> _Directions_
Recast the records from the line containing "staticText: View <box>559 320 589 338</box>" up to and including the line containing "staticText: Bunny <box>348 142 397 164</box>" as a numbered list, omitting any blank lines and including no other lines.

● ● ● ● ● ● ●

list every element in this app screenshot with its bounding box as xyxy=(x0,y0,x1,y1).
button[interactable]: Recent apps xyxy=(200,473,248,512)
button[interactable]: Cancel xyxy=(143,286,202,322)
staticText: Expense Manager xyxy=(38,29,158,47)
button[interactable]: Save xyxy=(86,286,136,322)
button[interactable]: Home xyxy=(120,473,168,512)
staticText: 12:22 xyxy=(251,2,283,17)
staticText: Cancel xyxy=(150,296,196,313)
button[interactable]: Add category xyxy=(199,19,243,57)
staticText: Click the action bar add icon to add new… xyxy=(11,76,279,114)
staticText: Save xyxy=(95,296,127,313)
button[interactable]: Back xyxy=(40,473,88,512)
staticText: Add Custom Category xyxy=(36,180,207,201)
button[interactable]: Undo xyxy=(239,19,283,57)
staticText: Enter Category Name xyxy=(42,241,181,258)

● ● ● ● ● ● ●

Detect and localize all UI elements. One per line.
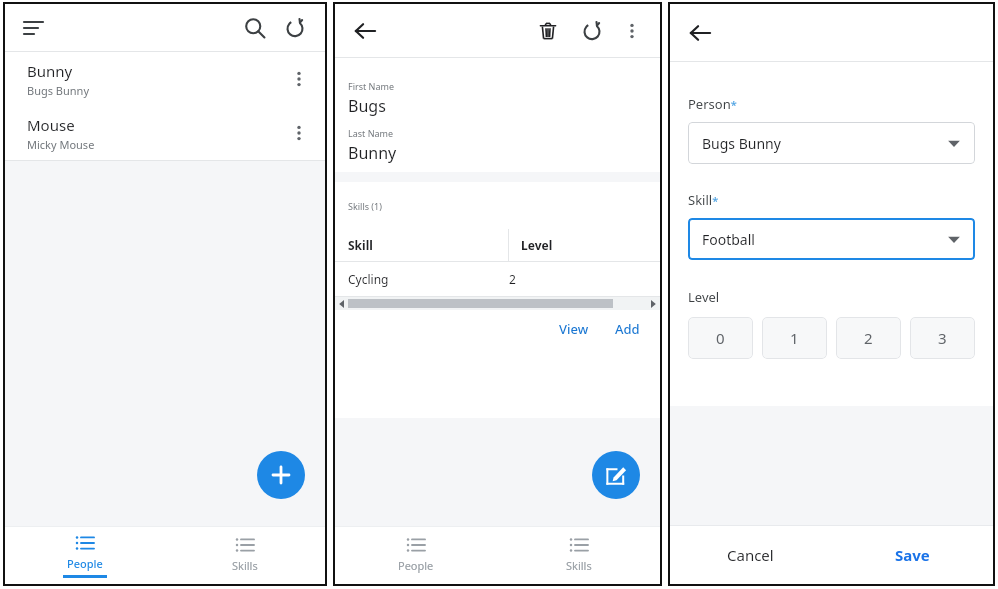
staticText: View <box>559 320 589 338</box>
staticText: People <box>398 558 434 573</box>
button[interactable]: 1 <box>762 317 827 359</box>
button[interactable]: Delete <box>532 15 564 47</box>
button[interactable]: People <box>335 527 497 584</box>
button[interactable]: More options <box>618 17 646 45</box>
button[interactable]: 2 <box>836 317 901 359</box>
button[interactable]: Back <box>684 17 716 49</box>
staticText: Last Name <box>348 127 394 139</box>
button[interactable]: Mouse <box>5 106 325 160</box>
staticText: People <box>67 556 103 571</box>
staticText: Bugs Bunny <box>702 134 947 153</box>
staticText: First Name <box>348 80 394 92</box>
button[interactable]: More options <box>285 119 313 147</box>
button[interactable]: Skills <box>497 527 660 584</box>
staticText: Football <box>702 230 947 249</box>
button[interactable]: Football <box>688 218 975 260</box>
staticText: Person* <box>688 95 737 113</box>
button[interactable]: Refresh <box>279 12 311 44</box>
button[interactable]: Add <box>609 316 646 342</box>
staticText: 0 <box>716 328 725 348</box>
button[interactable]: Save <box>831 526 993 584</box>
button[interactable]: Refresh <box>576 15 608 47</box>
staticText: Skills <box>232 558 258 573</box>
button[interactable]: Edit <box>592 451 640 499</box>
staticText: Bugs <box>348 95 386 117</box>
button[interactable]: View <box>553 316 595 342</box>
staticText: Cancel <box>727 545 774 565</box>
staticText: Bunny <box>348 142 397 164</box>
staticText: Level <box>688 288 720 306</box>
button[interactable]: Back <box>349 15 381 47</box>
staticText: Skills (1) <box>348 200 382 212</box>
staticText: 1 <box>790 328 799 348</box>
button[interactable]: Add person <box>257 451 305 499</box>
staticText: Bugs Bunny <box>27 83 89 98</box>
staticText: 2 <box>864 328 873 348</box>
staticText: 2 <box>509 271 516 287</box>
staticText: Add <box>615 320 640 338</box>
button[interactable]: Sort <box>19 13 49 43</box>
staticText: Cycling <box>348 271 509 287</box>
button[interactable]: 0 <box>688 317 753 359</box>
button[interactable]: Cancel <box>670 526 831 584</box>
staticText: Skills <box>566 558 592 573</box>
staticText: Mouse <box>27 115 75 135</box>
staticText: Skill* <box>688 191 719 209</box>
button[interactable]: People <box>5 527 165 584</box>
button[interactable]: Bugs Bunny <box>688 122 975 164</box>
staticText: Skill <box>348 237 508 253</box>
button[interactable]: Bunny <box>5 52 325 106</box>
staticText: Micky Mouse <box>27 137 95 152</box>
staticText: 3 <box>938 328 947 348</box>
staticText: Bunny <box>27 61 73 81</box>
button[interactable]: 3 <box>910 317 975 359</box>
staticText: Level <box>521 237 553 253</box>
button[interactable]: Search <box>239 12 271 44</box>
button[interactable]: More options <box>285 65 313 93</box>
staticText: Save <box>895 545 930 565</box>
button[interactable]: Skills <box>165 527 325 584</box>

● ● ● ● ● ● ●

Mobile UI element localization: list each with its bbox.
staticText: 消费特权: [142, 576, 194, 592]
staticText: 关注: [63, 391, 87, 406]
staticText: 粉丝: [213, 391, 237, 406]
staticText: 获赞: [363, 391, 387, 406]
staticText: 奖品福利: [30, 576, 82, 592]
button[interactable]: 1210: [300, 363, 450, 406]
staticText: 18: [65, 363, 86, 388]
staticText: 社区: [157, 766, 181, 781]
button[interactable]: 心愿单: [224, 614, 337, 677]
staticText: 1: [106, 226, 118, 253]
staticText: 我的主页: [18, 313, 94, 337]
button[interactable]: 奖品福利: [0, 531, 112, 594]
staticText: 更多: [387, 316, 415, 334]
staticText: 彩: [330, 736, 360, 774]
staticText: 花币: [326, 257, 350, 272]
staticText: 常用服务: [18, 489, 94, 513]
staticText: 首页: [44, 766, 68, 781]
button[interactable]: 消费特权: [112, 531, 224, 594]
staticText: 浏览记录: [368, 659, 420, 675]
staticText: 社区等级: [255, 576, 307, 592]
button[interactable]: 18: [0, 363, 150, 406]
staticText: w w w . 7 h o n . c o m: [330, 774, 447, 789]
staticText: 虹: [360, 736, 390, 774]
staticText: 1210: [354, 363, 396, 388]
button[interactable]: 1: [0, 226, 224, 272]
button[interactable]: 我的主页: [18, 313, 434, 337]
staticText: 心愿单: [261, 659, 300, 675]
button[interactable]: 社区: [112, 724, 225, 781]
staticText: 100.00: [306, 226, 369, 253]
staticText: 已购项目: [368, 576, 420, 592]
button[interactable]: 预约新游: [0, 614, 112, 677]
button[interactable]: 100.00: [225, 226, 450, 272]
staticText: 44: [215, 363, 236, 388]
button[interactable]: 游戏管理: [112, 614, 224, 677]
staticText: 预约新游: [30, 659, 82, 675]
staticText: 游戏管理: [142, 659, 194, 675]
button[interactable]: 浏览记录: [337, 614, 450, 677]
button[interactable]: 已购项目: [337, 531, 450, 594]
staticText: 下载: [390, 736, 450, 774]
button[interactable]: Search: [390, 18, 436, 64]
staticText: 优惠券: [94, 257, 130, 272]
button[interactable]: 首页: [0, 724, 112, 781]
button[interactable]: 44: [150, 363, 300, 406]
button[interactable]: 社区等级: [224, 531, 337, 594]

● ● ● ● ● ● ●

> _Written answer_
1. staticText: View <box>559 320 589 338</box>
2. staticText: People <box>398 558 434 573</box>
3. button[interactable]: 1 <box>762 317 827 359</box>
4. button[interactable]: Delete <box>532 15 564 47</box>
5. button[interactable]: People <box>335 527 497 584</box>
6. button[interactable]: More options <box>618 17 646 45</box>
7. button[interactable]: 2 <box>836 317 901 359</box>
8. button[interactable]: Back <box>684 17 716 49</box>
9. staticText: Last Name <box>348 127 394 139</box>
10. button[interactable]: Mouse <box>5 106 325 160</box>
11. staticText: People <box>67 556 103 571</box>
12. staticText: Bugs Bunny <box>702 134 947 153</box>
13. staticText: First Name <box>348 80 394 92</box>
14. button[interactable]: More options <box>285 119 313 147</box>
15. button[interactable]: Skills <box>497 527 660 584</box>
16. staticText: Football <box>702 230 947 249</box>
17. button[interactable]: Football <box>688 218 975 260</box>
18. staticText: Person* <box>688 95 737 113</box>
19. button[interactable]: Refresh <box>279 12 311 44</box>
20. button[interactable]: Add <box>609 316 646 342</box>
21. staticText: 0 <box>716 328 725 348</box>
22. button[interactable]: Save <box>831 526 993 584</box>
23. button[interactable]: Refresh <box>576 15 608 47</box>
24. staticText: Skills <box>232 558 258 573</box>
25. button[interactable]: Edit <box>592 451 640 499</box>
26. staticText: Bugs <box>348 95 386 117</box>
27. button[interactable]: View <box>553 316 595 342</box>
28. staticText: Cancel <box>727 545 774 565</box>
29. staticText: Bunny <box>348 142 397 164</box>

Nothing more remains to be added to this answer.